* _Reading passage_
╭──
Hunger a big issue even as recession eases |

Hunger a big issue even as recession eases

Photo courtesy of Kim Doyle Wille

The number of people seeking assistance from a local food pantry has dipped since the height of the Great Recession, but volunteers battling hunger say a severe problem still exists even if it’s not as evident.

LIFT-UP, which has food pantries in seven towns in the Roaring Fork and Lower Colorado river valleys, said it has served 14,535 people with food from January through August this year. During the same period in 2009, it assisted 15,635 people, or about 7.5 percent more.

LIFT-UP Executive Director Mike Powell said the drop in demand is negligible.

“It’s like saying, ‘You got hit by 10 nuclear bombs, now it’s just nine nuclear bombs. Do you feel better?'” he said.

LIFT-UP has pantries in Aspen, Basalt, Carbondale, Glenwood Springs, New Castle, Rifle and Parachute. Demand shot up 300 percent in 2009 and has remained high. Rifle has the highest demand this year, followed by Carbondale. Aspen has stayed “fairly steady” since it opened a couple of years ago, according to Powell.

Kim Willie, a social activist in El Jebel, has focused on hunger as a top issue and has immersed herself in recent years in efforts to supply pantries, provide fresh produce for the hungry and find additional ways to get food into the hands of those that need it.
╰──
* _Aim 1_
Copy the records word for word, starting at their first line and ending with the line that contains "bar-negative [246, 421, 257, 517]", with both of those lines included.

* _Records for the task_
╭──
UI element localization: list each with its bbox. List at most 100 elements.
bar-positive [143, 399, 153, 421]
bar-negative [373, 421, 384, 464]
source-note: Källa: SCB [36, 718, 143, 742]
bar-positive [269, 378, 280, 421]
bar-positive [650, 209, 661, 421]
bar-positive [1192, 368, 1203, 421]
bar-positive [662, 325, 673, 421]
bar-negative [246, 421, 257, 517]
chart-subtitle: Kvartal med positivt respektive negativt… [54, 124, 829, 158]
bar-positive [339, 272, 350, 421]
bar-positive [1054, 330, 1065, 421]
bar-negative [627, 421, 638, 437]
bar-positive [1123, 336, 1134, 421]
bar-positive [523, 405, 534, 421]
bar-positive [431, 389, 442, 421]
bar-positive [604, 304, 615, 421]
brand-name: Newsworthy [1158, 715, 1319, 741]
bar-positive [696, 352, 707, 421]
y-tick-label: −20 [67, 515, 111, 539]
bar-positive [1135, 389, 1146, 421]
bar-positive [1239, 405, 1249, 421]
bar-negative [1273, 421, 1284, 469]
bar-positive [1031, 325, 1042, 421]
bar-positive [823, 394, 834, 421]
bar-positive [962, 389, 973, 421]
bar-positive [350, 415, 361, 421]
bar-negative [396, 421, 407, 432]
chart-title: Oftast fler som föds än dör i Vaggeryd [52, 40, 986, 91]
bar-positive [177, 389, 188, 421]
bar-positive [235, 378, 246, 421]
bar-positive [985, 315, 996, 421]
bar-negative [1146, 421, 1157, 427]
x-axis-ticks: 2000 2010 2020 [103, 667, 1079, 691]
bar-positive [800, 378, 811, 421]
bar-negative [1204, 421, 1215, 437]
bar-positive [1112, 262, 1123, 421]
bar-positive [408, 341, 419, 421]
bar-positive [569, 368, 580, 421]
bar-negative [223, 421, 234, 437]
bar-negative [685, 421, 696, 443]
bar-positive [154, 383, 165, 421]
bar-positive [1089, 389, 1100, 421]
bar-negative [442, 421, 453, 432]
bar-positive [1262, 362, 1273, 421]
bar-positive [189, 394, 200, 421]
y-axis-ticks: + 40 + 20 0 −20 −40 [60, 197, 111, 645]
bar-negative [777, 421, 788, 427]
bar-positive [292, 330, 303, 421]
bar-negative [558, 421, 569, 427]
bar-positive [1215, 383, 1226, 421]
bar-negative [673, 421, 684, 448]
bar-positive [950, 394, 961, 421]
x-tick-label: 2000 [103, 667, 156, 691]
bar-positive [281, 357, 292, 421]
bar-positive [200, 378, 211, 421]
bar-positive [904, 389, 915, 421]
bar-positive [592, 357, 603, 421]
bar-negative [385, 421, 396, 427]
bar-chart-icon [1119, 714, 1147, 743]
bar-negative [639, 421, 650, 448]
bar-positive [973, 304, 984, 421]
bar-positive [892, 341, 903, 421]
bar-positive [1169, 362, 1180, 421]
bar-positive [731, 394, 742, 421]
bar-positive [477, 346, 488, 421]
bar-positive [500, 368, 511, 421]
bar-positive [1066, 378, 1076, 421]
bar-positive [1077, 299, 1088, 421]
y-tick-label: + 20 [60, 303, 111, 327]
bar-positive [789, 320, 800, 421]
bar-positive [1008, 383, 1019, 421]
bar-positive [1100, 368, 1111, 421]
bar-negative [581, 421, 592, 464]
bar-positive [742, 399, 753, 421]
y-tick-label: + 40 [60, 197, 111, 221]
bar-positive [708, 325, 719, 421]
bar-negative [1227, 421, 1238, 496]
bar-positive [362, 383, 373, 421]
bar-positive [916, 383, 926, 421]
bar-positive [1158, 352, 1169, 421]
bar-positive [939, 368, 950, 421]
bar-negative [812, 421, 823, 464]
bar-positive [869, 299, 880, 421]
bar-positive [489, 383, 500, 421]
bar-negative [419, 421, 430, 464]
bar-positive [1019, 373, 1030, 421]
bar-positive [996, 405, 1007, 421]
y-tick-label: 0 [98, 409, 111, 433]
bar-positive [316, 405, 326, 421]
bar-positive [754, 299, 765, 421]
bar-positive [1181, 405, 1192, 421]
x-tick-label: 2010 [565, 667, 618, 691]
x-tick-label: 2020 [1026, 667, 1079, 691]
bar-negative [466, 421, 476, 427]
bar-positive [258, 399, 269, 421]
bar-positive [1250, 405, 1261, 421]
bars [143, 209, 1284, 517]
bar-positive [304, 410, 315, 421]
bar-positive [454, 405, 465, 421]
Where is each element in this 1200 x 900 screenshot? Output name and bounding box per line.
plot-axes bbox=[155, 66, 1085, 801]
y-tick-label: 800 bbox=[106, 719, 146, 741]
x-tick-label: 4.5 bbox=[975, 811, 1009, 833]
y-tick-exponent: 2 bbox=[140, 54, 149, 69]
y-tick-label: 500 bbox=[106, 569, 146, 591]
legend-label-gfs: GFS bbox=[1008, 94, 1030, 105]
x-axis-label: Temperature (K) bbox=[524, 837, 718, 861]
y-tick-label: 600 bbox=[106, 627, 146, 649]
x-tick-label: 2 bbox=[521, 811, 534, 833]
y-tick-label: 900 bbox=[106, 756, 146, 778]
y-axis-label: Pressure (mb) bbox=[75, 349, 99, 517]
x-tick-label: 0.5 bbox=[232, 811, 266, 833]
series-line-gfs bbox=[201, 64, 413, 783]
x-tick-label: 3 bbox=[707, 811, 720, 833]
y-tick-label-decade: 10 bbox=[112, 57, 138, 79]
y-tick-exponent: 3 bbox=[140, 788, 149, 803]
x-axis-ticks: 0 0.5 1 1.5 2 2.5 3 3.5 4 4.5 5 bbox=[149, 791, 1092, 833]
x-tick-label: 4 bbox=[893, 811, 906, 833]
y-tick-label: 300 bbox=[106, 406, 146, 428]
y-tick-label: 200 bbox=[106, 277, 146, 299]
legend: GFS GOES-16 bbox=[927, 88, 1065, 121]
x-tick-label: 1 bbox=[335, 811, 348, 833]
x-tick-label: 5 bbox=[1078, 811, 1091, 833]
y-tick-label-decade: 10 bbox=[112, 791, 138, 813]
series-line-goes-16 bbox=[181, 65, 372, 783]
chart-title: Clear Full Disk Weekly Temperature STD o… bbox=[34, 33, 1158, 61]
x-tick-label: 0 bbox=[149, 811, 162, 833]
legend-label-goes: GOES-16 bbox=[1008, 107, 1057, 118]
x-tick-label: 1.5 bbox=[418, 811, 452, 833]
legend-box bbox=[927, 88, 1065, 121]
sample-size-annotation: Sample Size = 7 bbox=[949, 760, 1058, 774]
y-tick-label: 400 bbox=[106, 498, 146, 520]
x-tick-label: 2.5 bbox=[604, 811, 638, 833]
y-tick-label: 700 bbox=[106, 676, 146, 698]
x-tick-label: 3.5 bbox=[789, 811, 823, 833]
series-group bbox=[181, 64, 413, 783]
╰──
* _Aim 2_
Answer these questions about the article on hunger and food pantries:
(a) How many people did LIFT-UP serve with food from January through August this year?
(b) By what percentage did demand shoot up in 2009?
(c) Which town has the highest demand this year?

* _Exercise response 1_
UI element localization: list each with its bbox. List at most 100 elements.
bar-positive [143, 399, 153, 421]
bar-negative [373, 421, 384, 464]
source-note: Källa: SCB [36, 718, 143, 742]
bar-positive [269, 378, 280, 421]
bar-positive [650, 209, 661, 421]
bar-positive [1192, 368, 1203, 421]
bar-positive [662, 325, 673, 421]
bar-negative [246, 421, 257, 517]

* _Exercise response 2_
(a) 14,535 people
(b) 300 percent
(c) Rifle